## What is needed
Repeat the full listing below verbatim and keep the images out.

## Exercise data

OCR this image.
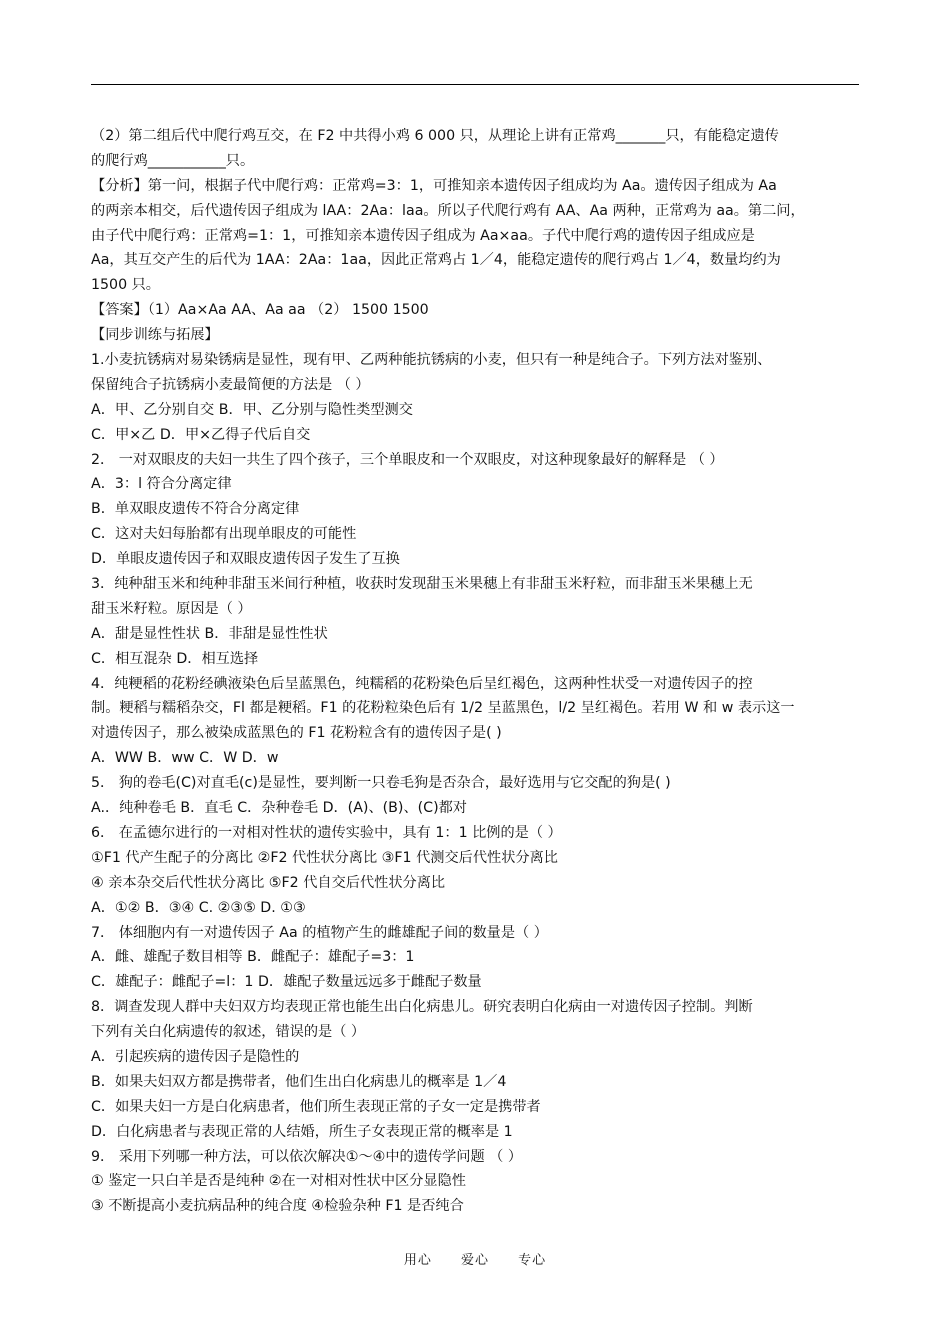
（2）第二组后代中爬行鸡互交，在 F2 中共得小鸡 6 000 只，从理论上讲有正常鸡_______只，有能稳定遗传
的爬行鸡___________只。
【分析】第一问，根据子代中爬行鸡：正常鸡=3：1，可推知亲本遗传因子组成均为 Aa。遗传因子组成为 Aa
的两亲本相交，后代遗传因子组成为 lAA：2Aa：laa。所以子代爬行鸡有 AA、Aa 两种，正常鸡为 aa。第二问，
由子代中爬行鸡：正常鸡=1：1，可推知亲本遗传因子组成为 Aa×aa。子代中爬行鸡的遗传因子组成应是
Aa，其互交产生的后代为 1AA：2Aa：1aa，因此正常鸡占 1／4，能稳定遗传的爬行鸡占 1／4，数量均约为
1500 只。
【答案】（1）Aa×Aa AA、Aa aa （2） 1500 1500
【同步训练与拓展】
1.小麦抗锈病对易染锈病是显性，现有甲、乙两种能抗锈病的小麦，但只有一种是纯合子。下列方法对鉴别、
保留纯合子抗锈病小麦最简便的方法是 （ ）
A．甲、乙分别自交 B．甲、乙分别与隐性类型测交
C．甲×乙 D．甲×乙得子代后自交
2． 一对双眼皮的夫妇一共生了四个孩子，三个单眼皮和一个双眼皮，对这种现象最好的解释是 （ ）
A．3：l 符合分离定律
B．单双眼皮遗传不符合分离定律
C．这对夫妇每胎都有出现单眼皮的可能性
D．单眼皮遗传因子和双眼皮遗传因子发生了互换
3．纯种甜玉米和纯种非甜玉米间行种植，收获时发现甜玉米果穗上有非甜玉米籽粒，而非甜玉米果穗上无
甜玉米籽粒。原因是（ ）
A．甜是显性性状 B．非甜是显性性状
C．相互混杂 D．相互选择
4．纯粳稻的花粉经碘液染色后呈蓝黑色，纯糯稻的花粉染色后呈红褐色，这两种性状受一对遗传因子的控
制。粳稻与糯稻杂交，Fl 都是粳稻。F1 的花粉粒染色后有 1/2 呈蓝黑色，l/2 呈红褐色。若用 W 和 w 表示这一
对遗传因子，那么被染成蓝黑色的 F1 花粉粒含有的遗传因子是( )
A．WW B．ww C．W D．w
5． 狗的卷毛(C)对直毛(c)是显性，要判断一只卷毛狗是否杂合，最好选用与它交配的狗是( )
A.．纯种卷毛 B．直毛 C．杂种卷毛 D．(A)、(B)、(C)都对
6． 在孟德尔进行的一对相对性状的遗传实验中，具有 1：1 比例的是（ ）
①F1 代产生配子的分离比 ②F2 代性状分离比 ③F1 代测交后代性状分离比
④ 亲本杂交后代性状分离比 ⑤F2 代自交后代性状分离比
A．①② B．③④ C. ②③⑤ D. ①③
7． 体细胞内有一对遗传因子 Aa 的植物产生的雌雄配子间的数量是（ ）
A．雌、雄配子数目相等 B．雌配子：雄配子=3：1
C．雄配子：雌配子=l：1 D．雄配子数量远远多于雌配子数量
8．调查发现人群中夫妇双方均表现正常也能生出白化病患儿。研究表明白化病由一对遗传因子控制。判断
下列有关白化病遗传的叙述，错误的是（ ）
A．引起疾病的遗传因子是隐性的
B．如果夫妇双方都是携带者，他们生出白化病患儿的概率是 1／4
C．如果夫妇一方是白化病患者，他们所生表现正常的子女一定是携带者
D．白化病患者与表现正常的人结婚，所生子女表现正常的概率是 1
9． 采用下列哪一种方法，可以依次解决①～④中的遗传学问题 （ ）
① 鉴定一只白羊是否是纯种 ②在一对相对性状中区分显隐性
③ 不断提高小麦抗病品种的纯合度 ④检验杂种 F1 是否纯合
用心 爱心 专心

## Correct output
OCR this image.
（2）第二组后代中爬行鸡互交，在 F2 中共得小鸡 6 000 只，从理论上讲有正常鸡_______只，有能稳定遗传
的爬行鸡___________只。
【分析】第一问，根据子代中爬行鸡：正常鸡=3：1，可推知亲本遗传因子组成均为 Aa。遗传因子组成为 Aa
的两亲本相交，后代遗传因子组成为 lAA：2Aa：laa。所以子代爬行鸡有 AA、Aa 两种，正常鸡为 aa。第二问，
由子代中爬行鸡：正常鸡=1：1，可推知亲本遗传因子组成为 Aa×aa。子代中爬行鸡的遗传因子组成应是
Aa，其互交产生的后代为 1AA：2Aa：1aa，因此正常鸡占 1／4，能稳定遗传的爬行鸡占 1／4，数量均约为
1500 只。
【答案】（1）Aa×Aa AA、Aa aa （2） 1500 1500
【同步训练与拓展】
1.小麦抗锈病对易染锈病是显性，现有甲、乙两种能抗锈病的小麦，但只有一种是纯合子。下列方法对鉴别、
保留纯合子抗锈病小麦最简便的方法是 （ ）
A．甲、乙分别自交 B．甲、乙分别与隐性类型测交
C．甲×乙 D．甲×乙得子代后自交
2． 一对双眼皮的夫妇一共生了四个孩子，三个单眼皮和一个双眼皮，对这种现象最好的解释是 （ ）
A．3：l 符合分离定律
B．单双眼皮遗传不符合分离定律
C．这对夫妇每胎都有出现单眼皮的可能性
D．单眼皮遗传因子和双眼皮遗传因子发生了互换
3．纯种甜玉米和纯种非甜玉米间行种植，收获时发现甜玉米果穗上有非甜玉米籽粒，而非甜玉米果穗上无
甜玉米籽粒。原因是（ ）
A．甜是显性性状 B．非甜是显性性状
C．相互混杂 D．相互选择
4．纯粳稻的花粉经碘液染色后呈蓝黑色，纯糯稻的花粉染色后呈红褐色，这两种性状受一对遗传因子的控
制。粳稻与糯稻杂交，Fl 都是粳稻。F1 的花粉粒染色后有 1/2 呈蓝黑色，l/2 呈红褐色。若用 W 和 w 表示这一
对遗传因子，那么被染成蓝黑色的 F1 花粉粒含有的遗传因子是( )
A．WW B．ww C．W D．w
5． 狗的卷毛(C)对直毛(c)是显性，要判断一只卷毛狗是否杂合，最好选用与它交配的狗是( )
A.．纯种卷毛 B．直毛 C．杂种卷毛 D．(A)、(B)、(C)都对
6． 在孟德尔进行的一对相对性状的遗传实验中，具有 1：1 比例的是（ ）
①F1 代产生配子的分离比 ②F2 代性状分离比 ③F1 代测交后代性状分离比
④ 亲本杂交后代性状分离比 ⑤F2 代自交后代性状分离比
A．①② B．③④ C. ②③⑤ D. ①③
7． 体细胞内有一对遗传因子 Aa 的植物产生的雌雄配子间的数量是（ ）
A．雌、雄配子数目相等 B．雌配子：雄配子=3：1
C．雄配子：雌配子=l：1 D．雄配子数量远远多于雌配子数量
8．调查发现人群中夫妇双方均表现正常也能生出白化病患儿。研究表明白化病由一对遗传因子控制。判断
下列有关白化病遗传的叙述，错误的是（ ）
A．引起疾病的遗传因子是隐性的
B．如果夫妇双方都是携带者，他们生出白化病患儿的概率是 1／4
C．如果夫妇一方是白化病患者，他们所生表现正常的子女一定是携带者
D．白化病患者与表现正常的人结婚，所生子女表现正常的概率是 1
9． 采用下列哪一种方法，可以依次解决①～④中的遗传学问题 （ ）
① 鉴定一只白羊是否是纯种 ②在一对相对性状中区分显隐性
③ 不断提高小麦抗病品种的纯合度 ④检验杂种 F1 是否纯合
用心 爱心 专心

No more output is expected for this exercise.